──────── Data for processing ────────

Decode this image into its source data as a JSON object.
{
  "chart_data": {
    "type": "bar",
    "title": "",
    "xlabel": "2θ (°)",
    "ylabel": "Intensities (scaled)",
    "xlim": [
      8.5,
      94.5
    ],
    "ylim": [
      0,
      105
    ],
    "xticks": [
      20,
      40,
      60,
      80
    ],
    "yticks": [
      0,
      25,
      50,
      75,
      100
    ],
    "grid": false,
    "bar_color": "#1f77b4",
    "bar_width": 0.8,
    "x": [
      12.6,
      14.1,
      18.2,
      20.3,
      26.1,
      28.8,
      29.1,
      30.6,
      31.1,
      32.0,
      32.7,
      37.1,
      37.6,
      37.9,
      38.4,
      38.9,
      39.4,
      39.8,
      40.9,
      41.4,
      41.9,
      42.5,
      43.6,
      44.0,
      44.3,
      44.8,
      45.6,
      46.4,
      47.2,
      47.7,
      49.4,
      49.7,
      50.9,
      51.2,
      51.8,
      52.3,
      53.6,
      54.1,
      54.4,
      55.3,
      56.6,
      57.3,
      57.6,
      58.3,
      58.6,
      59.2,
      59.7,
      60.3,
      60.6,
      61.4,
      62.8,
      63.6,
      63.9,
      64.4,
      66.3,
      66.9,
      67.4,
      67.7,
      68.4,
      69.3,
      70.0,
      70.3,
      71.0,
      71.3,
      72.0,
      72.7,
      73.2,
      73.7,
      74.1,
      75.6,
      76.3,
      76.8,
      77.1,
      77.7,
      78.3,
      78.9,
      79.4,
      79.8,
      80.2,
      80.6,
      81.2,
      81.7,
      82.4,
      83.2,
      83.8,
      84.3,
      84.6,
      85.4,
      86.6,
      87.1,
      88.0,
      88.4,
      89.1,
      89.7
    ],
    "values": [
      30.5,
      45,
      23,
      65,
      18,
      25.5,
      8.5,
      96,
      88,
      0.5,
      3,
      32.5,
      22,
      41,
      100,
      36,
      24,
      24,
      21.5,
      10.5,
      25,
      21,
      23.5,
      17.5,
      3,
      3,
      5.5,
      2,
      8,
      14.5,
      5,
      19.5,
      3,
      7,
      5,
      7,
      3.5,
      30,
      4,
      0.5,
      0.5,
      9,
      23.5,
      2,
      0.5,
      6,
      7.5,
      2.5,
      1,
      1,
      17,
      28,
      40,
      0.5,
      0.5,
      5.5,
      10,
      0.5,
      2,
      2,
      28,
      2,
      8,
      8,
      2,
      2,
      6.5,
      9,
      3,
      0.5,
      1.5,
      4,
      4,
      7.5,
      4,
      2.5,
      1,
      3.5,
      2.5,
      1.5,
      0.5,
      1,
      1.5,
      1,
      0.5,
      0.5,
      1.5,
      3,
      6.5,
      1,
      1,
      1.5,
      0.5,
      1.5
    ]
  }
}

────────

Extract the complete listing above, reproducing each line exactly.

Decode this image into its source data as a JSON object.
{
  "chart_data": {
    "type": "bar",
    "title": "",
    "xlabel": "2θ (°)",
    "ylabel": "Intensities (scaled)",
    "xlim": [
      8.5,
      94.5
    ],
    "ylim": [
      0,
      105
    ],
    "xticks": [
      20,
      40,
      60,
      80
    ],
    "yticks": [
      0,
      25,
      50,
      75,
      100
    ],
    "grid": false,
    "bar_color": "#1f77b4",
    "bar_width": 0.8,
    "x": [
      12.6,
      14.1,
      18.2,
      20.3,
      26.1,
      28.8,
      29.1,
      30.6,
      31.1,
      32.0,
      32.7,
      37.1,
      37.6,
      37.9,
      38.4,
      38.9,
      39.4,
      39.8,
      40.9,
      41.4,
      41.9,
      42.5,
      43.6,
      44.0,
      44.3,
      44.8,
      45.6,
      46.4,
      47.2,
      47.7,
      49.4,
      49.7,
      50.9,
      51.2,
      51.8,
      52.3,
      53.6,
      54.1,
      54.4,
      55.3,
      56.6,
      57.3,
      57.6,
      58.3,
      58.6,
      59.2,
      59.7,
      60.3,
      60.6,
      61.4,
      62.8,
      63.6,
      63.9,
      64.4,
      66.3,
      66.9,
      67.4,
      67.7,
      68.4,
      69.3,
      70.0,
      70.3,
      71.0,
      71.3,
      72.0,
      72.7,
      73.2,
      73.7,
      74.1,
      75.6,
      76.3,
      76.8,
      77.1,
      77.7,
      78.3,
      78.9,
      79.4,
      79.8,
      80.2,
      80.6,
      81.2,
      81.7,
      82.4,
      83.2,
      83.8,
      84.3,
      84.6,
      85.4,
      86.6,
      87.1,
      88.0,
      88.4,
      89.1,
      89.7
    ],
    "values": [
      30.5,
      45,
      23,
      65,
      18,
      25.5,
      8.5,
      96,
      88,
      0.5,
      3,
      32.5,
      22,
      41,
      100,
      36,
      24,
      24,
      21.5,
      10.5,
      25,
      21,
      23.5,
      17.5,
      3,
      3,
      5.5,
      2,
      8,
      14.5,
      5,
      19.5,
      3,
      7,
      5,
      7,
      3.5,
      30,
      4,
      0.5,
      0.5,
      9,
      23.5,
      2,
      0.5,
      6,
      7.5,
      2.5,
      1,
      1,
      17,
      28,
      40,
      0.5,
      0.5,
      5.5,
      10,
      0.5,
      2,
      2,
      28,
      2,
      8,
      8,
      2,
      2,
      6.5,
      9,
      3,
      0.5,
      1.5,
      4,
      4,
      7.5,
      4,
      2.5,
      1,
      3.5,
      2.5,
      1.5,
      0.5,
      1,
      1.5,
      1,
      0.5,
      0.5,
      1.5,
      3,
      6.5,
      1,
      1,
      1.5,
      0.5,
      1.5
    ]
  }
}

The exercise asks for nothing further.